GOAL OF THE EXERCISE:
Find the lines holding the word "bottom" and collect them.

EXTRACTED MATERIAL:
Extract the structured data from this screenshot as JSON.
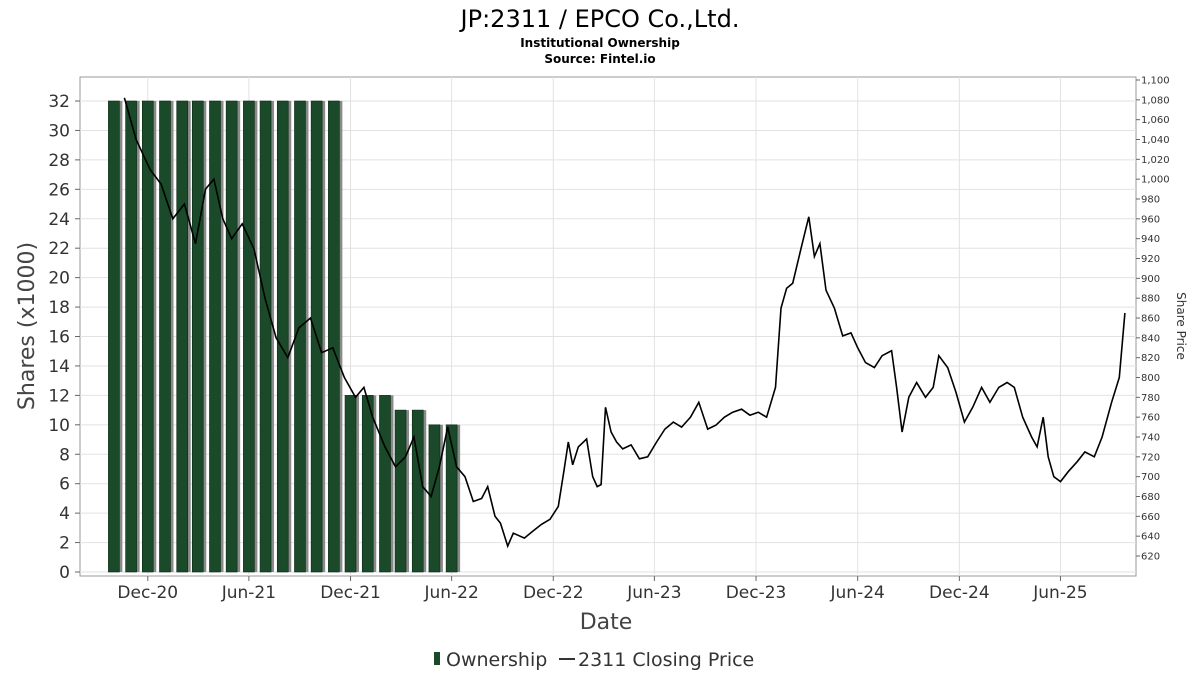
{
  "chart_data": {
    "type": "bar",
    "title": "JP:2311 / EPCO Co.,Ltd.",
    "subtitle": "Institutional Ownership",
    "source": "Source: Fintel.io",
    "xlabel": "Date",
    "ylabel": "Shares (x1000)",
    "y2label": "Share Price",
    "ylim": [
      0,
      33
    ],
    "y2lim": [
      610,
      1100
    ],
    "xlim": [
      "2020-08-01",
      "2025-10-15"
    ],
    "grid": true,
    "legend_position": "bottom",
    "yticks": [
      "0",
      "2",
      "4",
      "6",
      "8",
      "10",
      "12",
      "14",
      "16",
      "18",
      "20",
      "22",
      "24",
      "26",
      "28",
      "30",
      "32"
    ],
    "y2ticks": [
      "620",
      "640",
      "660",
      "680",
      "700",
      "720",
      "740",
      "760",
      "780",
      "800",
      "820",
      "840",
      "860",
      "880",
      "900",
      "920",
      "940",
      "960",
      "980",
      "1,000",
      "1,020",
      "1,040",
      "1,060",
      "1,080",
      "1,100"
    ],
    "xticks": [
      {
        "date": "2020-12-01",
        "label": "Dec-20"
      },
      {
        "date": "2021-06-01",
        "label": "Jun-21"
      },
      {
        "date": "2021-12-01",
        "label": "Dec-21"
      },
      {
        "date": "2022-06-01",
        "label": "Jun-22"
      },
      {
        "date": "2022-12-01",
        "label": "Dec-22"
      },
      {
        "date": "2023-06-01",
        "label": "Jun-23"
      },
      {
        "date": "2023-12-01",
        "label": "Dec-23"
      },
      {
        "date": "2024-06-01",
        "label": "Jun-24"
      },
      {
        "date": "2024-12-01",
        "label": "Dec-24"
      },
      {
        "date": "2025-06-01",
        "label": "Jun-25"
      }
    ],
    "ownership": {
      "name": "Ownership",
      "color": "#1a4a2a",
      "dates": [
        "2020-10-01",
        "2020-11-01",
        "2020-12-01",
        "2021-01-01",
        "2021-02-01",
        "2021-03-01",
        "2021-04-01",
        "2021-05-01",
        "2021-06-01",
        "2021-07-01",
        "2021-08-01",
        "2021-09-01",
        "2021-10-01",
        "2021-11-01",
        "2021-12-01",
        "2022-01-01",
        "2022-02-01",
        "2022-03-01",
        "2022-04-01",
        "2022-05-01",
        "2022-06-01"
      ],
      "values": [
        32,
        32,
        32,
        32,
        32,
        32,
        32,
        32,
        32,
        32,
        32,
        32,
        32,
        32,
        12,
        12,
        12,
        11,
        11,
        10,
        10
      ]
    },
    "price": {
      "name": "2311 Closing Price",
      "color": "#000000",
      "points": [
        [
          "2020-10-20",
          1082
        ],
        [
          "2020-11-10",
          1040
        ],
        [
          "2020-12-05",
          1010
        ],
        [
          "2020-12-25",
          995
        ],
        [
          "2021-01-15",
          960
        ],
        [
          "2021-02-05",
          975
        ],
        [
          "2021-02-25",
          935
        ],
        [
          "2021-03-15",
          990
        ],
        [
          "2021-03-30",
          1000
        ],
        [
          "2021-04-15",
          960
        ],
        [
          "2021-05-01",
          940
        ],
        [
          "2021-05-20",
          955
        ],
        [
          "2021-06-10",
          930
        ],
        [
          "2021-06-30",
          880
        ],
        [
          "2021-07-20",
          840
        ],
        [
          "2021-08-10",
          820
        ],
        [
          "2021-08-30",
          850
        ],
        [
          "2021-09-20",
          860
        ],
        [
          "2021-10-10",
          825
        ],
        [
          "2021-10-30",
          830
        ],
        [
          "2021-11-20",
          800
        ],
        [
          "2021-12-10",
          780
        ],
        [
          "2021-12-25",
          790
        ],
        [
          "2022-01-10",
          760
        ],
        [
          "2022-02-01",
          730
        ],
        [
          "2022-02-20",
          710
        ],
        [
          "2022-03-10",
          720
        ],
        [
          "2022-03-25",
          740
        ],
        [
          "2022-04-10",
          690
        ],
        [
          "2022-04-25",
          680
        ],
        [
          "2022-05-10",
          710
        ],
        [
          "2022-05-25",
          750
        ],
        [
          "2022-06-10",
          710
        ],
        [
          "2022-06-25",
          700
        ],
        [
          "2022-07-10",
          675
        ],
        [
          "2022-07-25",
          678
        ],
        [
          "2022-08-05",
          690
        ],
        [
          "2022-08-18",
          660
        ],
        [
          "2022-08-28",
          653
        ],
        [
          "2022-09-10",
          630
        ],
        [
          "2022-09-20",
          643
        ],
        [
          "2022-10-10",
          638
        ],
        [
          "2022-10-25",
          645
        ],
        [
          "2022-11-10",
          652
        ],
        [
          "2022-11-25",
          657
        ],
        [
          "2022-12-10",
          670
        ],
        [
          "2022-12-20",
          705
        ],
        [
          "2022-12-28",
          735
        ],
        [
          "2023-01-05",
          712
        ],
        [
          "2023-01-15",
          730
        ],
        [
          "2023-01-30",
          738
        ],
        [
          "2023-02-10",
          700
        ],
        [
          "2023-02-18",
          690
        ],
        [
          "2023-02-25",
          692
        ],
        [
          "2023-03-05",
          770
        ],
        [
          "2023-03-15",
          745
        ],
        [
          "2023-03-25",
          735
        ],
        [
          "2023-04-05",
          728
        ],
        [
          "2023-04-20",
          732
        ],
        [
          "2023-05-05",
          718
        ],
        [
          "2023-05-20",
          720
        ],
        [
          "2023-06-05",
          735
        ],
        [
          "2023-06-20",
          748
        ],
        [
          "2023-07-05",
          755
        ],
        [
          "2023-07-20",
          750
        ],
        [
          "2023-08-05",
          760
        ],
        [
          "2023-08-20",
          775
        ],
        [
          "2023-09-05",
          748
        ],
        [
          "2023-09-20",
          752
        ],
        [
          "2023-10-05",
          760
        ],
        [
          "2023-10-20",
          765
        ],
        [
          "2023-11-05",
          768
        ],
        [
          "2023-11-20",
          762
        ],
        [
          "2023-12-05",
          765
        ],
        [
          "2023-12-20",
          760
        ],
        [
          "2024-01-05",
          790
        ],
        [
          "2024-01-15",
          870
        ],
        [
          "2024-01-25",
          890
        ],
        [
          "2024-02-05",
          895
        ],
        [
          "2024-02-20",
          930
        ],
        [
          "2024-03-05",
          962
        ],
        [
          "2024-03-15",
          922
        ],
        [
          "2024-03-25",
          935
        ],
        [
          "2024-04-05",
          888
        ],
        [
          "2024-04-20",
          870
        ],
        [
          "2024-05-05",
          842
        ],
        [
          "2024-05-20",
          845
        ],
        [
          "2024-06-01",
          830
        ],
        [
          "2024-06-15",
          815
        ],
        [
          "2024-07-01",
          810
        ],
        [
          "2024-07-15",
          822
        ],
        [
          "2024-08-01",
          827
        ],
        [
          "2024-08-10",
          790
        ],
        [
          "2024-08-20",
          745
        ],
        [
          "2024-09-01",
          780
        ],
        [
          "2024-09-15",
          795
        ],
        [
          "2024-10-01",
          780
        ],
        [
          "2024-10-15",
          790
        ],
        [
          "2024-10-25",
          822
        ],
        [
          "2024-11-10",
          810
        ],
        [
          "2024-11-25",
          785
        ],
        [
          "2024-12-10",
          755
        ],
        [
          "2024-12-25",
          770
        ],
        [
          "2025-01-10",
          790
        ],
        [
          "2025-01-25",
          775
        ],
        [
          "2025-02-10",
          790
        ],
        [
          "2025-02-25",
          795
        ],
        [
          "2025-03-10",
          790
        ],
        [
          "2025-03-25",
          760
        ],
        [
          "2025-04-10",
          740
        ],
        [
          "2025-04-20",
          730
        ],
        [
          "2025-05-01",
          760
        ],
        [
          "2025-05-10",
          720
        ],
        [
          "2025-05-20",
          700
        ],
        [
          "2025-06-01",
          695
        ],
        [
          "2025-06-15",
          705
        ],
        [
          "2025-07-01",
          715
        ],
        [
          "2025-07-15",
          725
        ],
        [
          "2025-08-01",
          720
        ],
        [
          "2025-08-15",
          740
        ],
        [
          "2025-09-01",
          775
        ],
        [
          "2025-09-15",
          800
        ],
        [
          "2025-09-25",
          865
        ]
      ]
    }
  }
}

...

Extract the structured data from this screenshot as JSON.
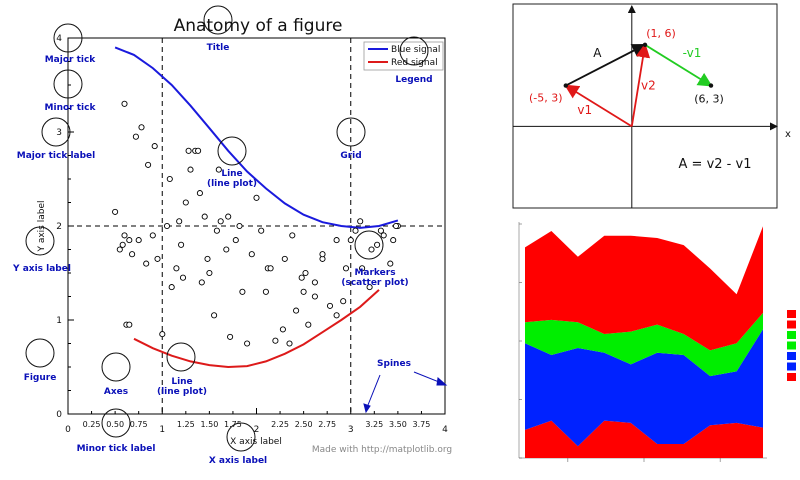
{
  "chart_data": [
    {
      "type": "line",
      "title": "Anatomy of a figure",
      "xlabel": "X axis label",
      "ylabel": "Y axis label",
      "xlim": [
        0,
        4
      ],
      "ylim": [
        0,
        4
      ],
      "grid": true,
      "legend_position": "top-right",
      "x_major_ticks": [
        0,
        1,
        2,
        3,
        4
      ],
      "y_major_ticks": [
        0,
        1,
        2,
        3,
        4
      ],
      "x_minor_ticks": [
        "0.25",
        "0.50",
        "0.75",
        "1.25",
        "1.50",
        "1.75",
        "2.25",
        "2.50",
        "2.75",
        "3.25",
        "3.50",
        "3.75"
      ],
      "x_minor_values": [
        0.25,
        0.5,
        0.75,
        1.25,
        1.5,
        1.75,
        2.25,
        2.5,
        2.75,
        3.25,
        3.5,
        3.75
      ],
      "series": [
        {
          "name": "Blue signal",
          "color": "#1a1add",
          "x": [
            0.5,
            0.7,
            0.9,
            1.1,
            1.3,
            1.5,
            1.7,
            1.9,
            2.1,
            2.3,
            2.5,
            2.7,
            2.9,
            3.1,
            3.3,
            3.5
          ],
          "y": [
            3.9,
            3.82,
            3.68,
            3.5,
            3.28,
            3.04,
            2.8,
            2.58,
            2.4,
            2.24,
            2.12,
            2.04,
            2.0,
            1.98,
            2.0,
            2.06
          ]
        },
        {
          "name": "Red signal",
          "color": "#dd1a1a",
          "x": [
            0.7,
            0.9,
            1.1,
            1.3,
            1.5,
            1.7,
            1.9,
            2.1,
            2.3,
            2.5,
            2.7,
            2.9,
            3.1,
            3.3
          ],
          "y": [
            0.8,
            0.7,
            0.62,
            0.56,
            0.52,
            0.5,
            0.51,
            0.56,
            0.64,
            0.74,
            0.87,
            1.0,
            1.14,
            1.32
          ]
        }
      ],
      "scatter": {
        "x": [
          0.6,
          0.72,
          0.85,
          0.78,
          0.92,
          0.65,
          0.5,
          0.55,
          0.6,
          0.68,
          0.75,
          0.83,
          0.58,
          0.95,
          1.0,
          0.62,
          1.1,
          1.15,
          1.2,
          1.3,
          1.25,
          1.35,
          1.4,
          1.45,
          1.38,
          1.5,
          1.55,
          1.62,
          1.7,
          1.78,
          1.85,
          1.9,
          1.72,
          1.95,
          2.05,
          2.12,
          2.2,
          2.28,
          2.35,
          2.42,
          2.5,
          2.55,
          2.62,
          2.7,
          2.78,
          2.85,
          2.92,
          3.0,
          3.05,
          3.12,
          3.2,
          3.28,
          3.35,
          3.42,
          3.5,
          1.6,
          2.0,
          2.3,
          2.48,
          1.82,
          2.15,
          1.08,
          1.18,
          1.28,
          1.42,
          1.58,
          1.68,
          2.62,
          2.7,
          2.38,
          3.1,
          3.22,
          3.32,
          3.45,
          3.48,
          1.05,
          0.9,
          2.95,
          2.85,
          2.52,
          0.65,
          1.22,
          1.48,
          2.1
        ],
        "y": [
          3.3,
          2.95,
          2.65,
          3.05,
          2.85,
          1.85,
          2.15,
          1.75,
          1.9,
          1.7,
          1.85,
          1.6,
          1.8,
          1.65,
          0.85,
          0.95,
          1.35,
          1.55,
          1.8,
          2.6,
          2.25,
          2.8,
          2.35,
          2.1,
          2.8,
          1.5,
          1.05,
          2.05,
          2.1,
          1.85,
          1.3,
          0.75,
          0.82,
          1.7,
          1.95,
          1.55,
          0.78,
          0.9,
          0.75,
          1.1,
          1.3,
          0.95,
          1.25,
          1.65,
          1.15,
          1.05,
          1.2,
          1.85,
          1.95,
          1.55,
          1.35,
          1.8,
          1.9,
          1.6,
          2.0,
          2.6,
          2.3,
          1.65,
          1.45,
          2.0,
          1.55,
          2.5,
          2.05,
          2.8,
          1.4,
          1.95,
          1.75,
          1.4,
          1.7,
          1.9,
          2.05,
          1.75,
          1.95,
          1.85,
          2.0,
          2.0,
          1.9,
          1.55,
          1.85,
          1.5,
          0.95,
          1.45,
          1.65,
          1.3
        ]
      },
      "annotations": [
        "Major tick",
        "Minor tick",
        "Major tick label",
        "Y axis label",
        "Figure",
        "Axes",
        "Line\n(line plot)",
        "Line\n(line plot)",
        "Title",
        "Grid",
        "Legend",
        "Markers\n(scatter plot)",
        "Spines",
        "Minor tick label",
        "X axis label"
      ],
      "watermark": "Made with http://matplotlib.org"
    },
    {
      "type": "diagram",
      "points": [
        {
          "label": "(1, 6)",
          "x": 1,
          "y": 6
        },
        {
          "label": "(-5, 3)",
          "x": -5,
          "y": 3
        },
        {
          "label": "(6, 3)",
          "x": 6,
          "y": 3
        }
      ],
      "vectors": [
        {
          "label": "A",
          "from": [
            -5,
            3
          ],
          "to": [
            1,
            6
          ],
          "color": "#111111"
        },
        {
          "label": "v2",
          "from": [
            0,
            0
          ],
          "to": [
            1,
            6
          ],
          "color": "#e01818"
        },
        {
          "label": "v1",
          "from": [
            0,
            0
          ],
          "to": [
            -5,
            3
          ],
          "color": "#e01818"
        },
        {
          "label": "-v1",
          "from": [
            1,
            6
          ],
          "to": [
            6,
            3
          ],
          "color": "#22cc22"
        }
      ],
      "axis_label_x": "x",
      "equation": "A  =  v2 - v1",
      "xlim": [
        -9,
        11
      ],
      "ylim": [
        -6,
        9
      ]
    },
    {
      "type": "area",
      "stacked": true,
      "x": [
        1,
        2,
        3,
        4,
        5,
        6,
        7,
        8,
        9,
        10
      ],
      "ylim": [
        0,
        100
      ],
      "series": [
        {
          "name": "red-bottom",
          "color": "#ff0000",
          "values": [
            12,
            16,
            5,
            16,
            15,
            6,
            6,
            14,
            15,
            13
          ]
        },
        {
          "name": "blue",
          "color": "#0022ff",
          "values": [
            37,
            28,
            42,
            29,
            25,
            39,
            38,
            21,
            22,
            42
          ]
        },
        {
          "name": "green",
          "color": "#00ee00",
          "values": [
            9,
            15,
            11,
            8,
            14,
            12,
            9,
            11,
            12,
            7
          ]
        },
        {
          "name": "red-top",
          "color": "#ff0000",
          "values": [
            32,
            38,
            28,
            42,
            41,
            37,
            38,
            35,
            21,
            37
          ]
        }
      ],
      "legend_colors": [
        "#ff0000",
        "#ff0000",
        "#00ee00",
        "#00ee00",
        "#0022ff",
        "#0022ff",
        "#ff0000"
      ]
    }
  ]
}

* * *

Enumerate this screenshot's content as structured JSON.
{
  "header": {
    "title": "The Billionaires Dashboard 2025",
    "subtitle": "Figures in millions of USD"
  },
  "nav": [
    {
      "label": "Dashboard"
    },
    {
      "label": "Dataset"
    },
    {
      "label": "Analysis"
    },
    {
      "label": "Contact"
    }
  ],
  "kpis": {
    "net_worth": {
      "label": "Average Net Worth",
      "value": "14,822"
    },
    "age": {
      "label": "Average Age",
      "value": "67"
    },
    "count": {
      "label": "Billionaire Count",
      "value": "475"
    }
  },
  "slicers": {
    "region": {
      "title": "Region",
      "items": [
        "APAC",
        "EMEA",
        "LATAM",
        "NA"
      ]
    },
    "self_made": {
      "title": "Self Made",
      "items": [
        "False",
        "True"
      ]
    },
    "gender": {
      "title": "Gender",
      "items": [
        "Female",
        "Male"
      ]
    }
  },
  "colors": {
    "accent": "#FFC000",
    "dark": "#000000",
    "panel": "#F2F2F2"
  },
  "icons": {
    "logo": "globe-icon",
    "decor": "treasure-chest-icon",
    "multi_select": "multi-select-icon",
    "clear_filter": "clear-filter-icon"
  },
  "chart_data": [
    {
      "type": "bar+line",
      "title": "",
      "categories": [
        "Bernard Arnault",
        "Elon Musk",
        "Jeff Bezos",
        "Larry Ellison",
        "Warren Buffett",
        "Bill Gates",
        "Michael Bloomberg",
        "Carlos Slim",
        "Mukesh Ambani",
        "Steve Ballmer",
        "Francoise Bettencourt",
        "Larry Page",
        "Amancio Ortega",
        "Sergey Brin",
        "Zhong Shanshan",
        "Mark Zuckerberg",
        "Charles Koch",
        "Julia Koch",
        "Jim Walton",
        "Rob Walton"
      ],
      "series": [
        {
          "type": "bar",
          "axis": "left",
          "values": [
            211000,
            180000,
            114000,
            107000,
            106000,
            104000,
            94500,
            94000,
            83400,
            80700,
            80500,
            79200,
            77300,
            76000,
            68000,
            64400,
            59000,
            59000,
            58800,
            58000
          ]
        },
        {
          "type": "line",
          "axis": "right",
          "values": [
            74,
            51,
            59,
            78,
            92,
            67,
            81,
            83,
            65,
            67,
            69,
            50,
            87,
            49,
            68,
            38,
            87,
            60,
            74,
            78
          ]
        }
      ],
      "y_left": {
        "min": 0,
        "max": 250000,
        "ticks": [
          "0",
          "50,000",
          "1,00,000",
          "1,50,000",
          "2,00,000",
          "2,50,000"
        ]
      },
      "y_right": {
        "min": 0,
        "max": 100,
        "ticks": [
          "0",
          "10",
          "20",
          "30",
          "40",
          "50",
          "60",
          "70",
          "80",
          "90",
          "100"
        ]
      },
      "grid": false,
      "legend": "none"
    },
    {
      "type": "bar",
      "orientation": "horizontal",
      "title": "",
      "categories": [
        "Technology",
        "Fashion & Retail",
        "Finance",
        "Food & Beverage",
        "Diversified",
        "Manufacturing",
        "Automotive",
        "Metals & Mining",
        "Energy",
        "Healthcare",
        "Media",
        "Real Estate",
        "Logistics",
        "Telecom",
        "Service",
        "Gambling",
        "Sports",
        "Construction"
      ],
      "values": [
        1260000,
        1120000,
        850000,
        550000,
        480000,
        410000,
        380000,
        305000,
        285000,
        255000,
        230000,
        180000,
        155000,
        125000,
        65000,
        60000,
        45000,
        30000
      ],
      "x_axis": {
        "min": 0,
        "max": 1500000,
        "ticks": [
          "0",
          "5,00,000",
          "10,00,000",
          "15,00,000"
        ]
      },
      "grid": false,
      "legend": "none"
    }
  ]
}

REPLY:
    "legend_position": "bottom",
          "name": "red-bottom",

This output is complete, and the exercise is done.